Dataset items
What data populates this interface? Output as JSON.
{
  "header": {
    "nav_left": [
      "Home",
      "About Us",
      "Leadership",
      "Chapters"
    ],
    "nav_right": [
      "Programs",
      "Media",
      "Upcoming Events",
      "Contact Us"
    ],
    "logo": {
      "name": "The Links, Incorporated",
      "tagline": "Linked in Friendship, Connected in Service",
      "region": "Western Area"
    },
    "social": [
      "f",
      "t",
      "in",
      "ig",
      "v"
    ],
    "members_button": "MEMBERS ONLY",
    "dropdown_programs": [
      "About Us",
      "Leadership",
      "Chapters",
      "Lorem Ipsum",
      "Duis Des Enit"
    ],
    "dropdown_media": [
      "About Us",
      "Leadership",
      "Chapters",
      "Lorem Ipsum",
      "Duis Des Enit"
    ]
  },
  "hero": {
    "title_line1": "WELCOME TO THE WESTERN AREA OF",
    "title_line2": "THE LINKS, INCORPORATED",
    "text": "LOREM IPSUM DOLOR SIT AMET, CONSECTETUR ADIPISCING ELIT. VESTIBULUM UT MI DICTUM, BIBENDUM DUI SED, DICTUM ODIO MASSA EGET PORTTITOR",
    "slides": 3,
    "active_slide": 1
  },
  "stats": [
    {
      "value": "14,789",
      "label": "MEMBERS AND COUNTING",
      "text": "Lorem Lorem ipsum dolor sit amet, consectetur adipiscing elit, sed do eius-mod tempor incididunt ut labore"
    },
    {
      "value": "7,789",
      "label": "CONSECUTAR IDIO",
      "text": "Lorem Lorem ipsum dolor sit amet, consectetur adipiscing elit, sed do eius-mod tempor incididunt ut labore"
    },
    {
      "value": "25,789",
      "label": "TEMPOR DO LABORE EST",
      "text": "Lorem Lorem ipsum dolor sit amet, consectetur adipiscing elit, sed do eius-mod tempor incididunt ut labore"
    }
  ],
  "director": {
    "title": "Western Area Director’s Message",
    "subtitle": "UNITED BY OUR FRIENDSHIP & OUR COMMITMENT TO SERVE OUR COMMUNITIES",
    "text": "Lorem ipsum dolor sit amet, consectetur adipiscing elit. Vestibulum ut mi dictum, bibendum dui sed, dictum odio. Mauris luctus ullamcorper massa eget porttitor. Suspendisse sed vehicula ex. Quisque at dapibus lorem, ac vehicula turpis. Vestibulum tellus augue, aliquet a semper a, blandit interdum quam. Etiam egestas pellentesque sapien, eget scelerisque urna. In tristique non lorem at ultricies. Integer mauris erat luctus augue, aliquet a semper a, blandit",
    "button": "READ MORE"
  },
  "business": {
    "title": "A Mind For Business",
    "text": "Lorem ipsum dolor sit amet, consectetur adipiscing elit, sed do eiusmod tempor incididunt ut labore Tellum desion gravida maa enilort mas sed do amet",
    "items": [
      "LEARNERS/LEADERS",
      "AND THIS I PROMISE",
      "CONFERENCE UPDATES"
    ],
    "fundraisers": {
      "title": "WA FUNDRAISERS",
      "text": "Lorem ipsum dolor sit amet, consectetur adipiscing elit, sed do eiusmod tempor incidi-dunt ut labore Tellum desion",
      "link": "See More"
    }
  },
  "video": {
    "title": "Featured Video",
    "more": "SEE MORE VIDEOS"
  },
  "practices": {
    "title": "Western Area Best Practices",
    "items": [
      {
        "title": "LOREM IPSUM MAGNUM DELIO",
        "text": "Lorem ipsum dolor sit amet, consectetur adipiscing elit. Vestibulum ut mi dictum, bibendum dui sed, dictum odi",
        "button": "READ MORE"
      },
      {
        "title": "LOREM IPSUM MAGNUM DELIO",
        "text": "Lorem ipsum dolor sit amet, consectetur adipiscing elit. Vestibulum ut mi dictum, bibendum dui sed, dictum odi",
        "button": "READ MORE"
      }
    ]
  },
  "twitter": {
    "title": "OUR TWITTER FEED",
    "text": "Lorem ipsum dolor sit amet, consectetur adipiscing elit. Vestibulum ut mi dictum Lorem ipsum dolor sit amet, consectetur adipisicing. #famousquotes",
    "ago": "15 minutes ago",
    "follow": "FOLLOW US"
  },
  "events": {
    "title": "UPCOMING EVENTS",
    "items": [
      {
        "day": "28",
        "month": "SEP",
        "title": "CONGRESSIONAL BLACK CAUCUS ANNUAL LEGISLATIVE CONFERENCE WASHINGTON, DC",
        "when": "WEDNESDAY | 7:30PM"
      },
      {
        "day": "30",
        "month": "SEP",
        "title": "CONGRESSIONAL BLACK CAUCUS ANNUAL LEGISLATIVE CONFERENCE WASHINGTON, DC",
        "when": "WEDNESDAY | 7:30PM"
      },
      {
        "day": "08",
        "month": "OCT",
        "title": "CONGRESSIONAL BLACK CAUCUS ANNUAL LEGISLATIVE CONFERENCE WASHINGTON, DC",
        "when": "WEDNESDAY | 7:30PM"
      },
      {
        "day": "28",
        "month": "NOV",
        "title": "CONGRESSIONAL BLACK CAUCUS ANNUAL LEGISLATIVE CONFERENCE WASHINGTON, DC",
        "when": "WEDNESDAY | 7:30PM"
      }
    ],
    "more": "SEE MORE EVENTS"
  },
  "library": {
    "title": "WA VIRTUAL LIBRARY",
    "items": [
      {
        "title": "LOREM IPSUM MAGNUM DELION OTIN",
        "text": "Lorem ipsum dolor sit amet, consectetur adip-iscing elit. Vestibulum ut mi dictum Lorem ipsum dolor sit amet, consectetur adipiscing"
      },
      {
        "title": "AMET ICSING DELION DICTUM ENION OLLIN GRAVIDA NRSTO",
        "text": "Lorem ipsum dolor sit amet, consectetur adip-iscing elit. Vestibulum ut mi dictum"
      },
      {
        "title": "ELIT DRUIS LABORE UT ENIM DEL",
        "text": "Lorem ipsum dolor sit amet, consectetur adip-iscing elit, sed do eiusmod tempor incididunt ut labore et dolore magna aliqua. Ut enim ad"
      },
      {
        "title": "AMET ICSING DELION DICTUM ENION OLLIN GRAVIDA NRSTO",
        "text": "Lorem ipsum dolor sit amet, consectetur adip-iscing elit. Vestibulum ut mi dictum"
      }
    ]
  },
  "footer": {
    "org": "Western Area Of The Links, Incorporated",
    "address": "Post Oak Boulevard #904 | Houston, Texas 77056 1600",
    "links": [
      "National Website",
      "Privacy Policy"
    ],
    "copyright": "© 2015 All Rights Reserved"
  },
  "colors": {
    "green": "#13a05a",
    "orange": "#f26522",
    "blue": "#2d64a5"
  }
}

PROBLEM - Exactly reproduce the material above.

RESPONSE TO THE TASK -
What data populates this interface? Output as JSON.
{
  "header": {
    "nav_left": [
      "Home",
      "About Us",
      "Leadership",
      "Chapters"
    ],
    "nav_right": [
      "Programs",
      "Media",
      "Upcoming Events",
      "Contact Us"
    ],
    "logo": {
      "name": "The Links, Incorporated",
      "tagline": "Linked in Friendship, Connected in Service",
      "region": "Western Area"
    },
    "social": [
      "f",
      "t",
      "in",
      "ig",
      "v"
    ],
    "members_button": "MEMBERS ONLY",
    "dropdown_programs": [
      "About Us",
      "Leadership",
      "Chapters",
      "Lorem Ipsum",
      "Duis Des Enit"
    ],
    "dropdown_media": [
      "About Us",
      "Leadership",
      "Chapters",
      "Lorem Ipsum",
      "Duis Des Enit"
    ]
  },
  "hero": {
    "title_line1": "WELCOME TO THE WESTERN AREA OF",
    "title_line2": "THE LINKS, INCORPORATED",
    "text": "LOREM IPSUM DOLOR SIT AMET, CONSECTETUR ADIPISCING ELIT. VESTIBULUM UT MI DICTUM, BIBENDUM DUI SED, DICTUM ODIO MASSA EGET PORTTITOR",
    "slides": 3,
    "active_slide": 1
  },
  "stats": [
    {
      "value": "14,789",
      "label": "MEMBERS AND COUNTING",
      "text": "Lorem Lorem ipsum dolor sit amet, consectetur adipiscing elit, sed do eius-mod tempor incididunt ut labore"
    },
    {
      "value": "7,789",
      "label": "CONSECUTAR IDIO",
      "text": "Lorem Lorem ipsum dolor sit amet, consectetur adipiscing elit, sed do eius-mod tempor incididunt ut labore"
    },
    {
      "value": "25,789",
      "label": "TEMPOR DO LABORE EST",
      "text": "Lorem Lorem ipsum dolor sit amet, consectetur adipiscing elit, sed do eius-mod tempor incididunt ut labore"
    }
  ],
  "director": {
    "title": "Western Area Director’s Message",
    "subtitle": "UNITED BY OUR FRIENDSHIP & OUR COMMITMENT TO SERVE OUR COMMUNITIES",
    "text": "Lorem ipsum dolor sit amet, consectetur adipiscing elit. Vestibulum ut mi dictum, bibendum dui sed, dictum odio. Mauris luctus ullamcorper massa eget porttitor. Suspendisse sed vehicula ex. Quisque at dapibus lorem, ac vehicula turpis. Vestibulum tellus augue, aliquet a semper a, blandit interdum quam. Etiam egestas pellentesque sapien, eget scelerisque urna. In tristique non lorem at ultricies. Integer mauris erat luctus augue, aliquet a semper a, blandit",
    "button": "READ MORE"
  },
  "business": {
    "title": "A Mind For Business",
    "text": "Lorem ipsum dolor sit amet, consectetur adipiscing elit, sed do eiusmod tempor incididunt ut labore Tellum desion gravida maa enilort mas sed do amet",
    "items": [
      "LEARNERS/LEADERS",
      "AND THIS I PROMISE",
      "CONFERENCE UPDATES"
    ],
    "fundraisers": {
      "title": "WA FUNDRAISERS",
      "text": "Lorem ipsum dolor sit amet, consectetur adipiscing elit, sed do eiusmod tempor incidi-dunt ut labore Tellum desion",
      "link": "See More"
    }
  },
  "video": {
    "title": "Featured Video",
    "more": "SEE MORE VIDEOS"
  },
  "practices": {
    "title": "Western Area Best Practices",
    "items": [
      {
        "title": "LOREM IPSUM MAGNUM DELIO",
        "text": "Lorem ipsum dolor sit amet, consectetur adipiscing elit. Vestibulum ut mi dictum, bibendum dui sed, dictum odi",
        "button": "READ MORE"
      },
      {
        "title": "LOREM IPSUM MAGNUM DELIO",
        "text": "Lorem ipsum dolor sit amet, consectetur adipiscing elit. Vestibulum ut mi dictum, bibendum dui sed, dictum odi",
        "button": "READ MORE"
      }
    ]
  },
  "twitter": {
    "title": "OUR TWITTER FEED",
    "text": "Lorem ipsum dolor sit amet, consectetur adipiscing elit. Vestibulum ut mi dictum Lorem ipsum dolor sit amet, consectetur adipisicing. #famousquotes",
    "ago": "15 minutes ago",
    "follow": "FOLLOW US"
  },
  "events": {
    "title": "UPCOMING EVENTS",
    "items": [
      {
        "day": "28",
        "month": "SEP",
        "title": "CONGRESSIONAL BLACK CAUCUS ANNUAL LEGISLATIVE CONFERENCE WASHINGTON, DC",
        "when": "WEDNESDAY | 7:30PM"
      },
      {
        "day": "30",
        "month": "SEP",
        "title": "CONGRESSIONAL BLACK CAUCUS ANNUAL LEGISLATIVE CONFERENCE WASHINGTON, DC",
        "when": "WEDNESDAY | 7:30PM"
      },
      {
        "day": "08",
        "month": "OCT",
        "title": "CONGRESSIONAL BLACK CAUCUS ANNUAL LEGISLATIVE CONFERENCE WASHINGTON, DC",
        "when": "WEDNESDAY | 7:30PM"
      },
      {
        "day": "28",
        "month": "NOV",
        "title": "CONGRESSIONAL BLACK CAUCUS ANNUAL LEGISLATIVE CONFERENCE WASHINGTON, DC",
        "when": "WEDNESDAY | 7:30PM"
      }
    ],
    "more": "SEE MORE EVENTS"
  },
  "library": {
    "title": "WA VIRTUAL LIBRARY",
    "items": [
      {
        "title": "LOREM IPSUM MAGNUM DELION OTIN",
        "text": "Lorem ipsum dolor sit amet, consectetur adip-iscing elit. Vestibulum ut mi dictum Lorem ipsum dolor sit amet, consectetur adipiscing"
      },
      {
        "title": "AMET ICSING DELION DICTUM ENION OLLIN GRAVIDA NRSTO",
        "text": "Lorem ipsum dolor sit amet, consectetur adip-iscing elit. Vestibulum ut mi dictum"
      },
      {
        "title": "ELIT DRUIS LABORE UT ENIM DEL",
        "text": "Lorem ipsum dolor sit amet, consectetur adip-iscing elit, sed do eiusmod tempor incididunt ut labore et dolore magna aliqua. Ut enim ad"
      },
      {
        "title": "AMET ICSING DELION DICTUM ENION OLLIN GRAVIDA NRSTO",
        "text": "Lorem ipsum dolor sit amet, consectetur adip-iscing elit. Vestibulum ut mi dictum"
      }
    ]
  },
  "footer": {
    "org": "Western Area Of The Links, Incorporated",
    "address": "Post Oak Boulevard #904 | Houston, Texas 77056 1600",
    "links": [
      "National Website",
      "Privacy Policy"
    ],
    "copyright": "© 2015 All Rights Reserved"
  },
  "colors": {
    "green": "#13a05a",
    "orange": "#f26522",
    "blue": "#2d64a5"
  }
}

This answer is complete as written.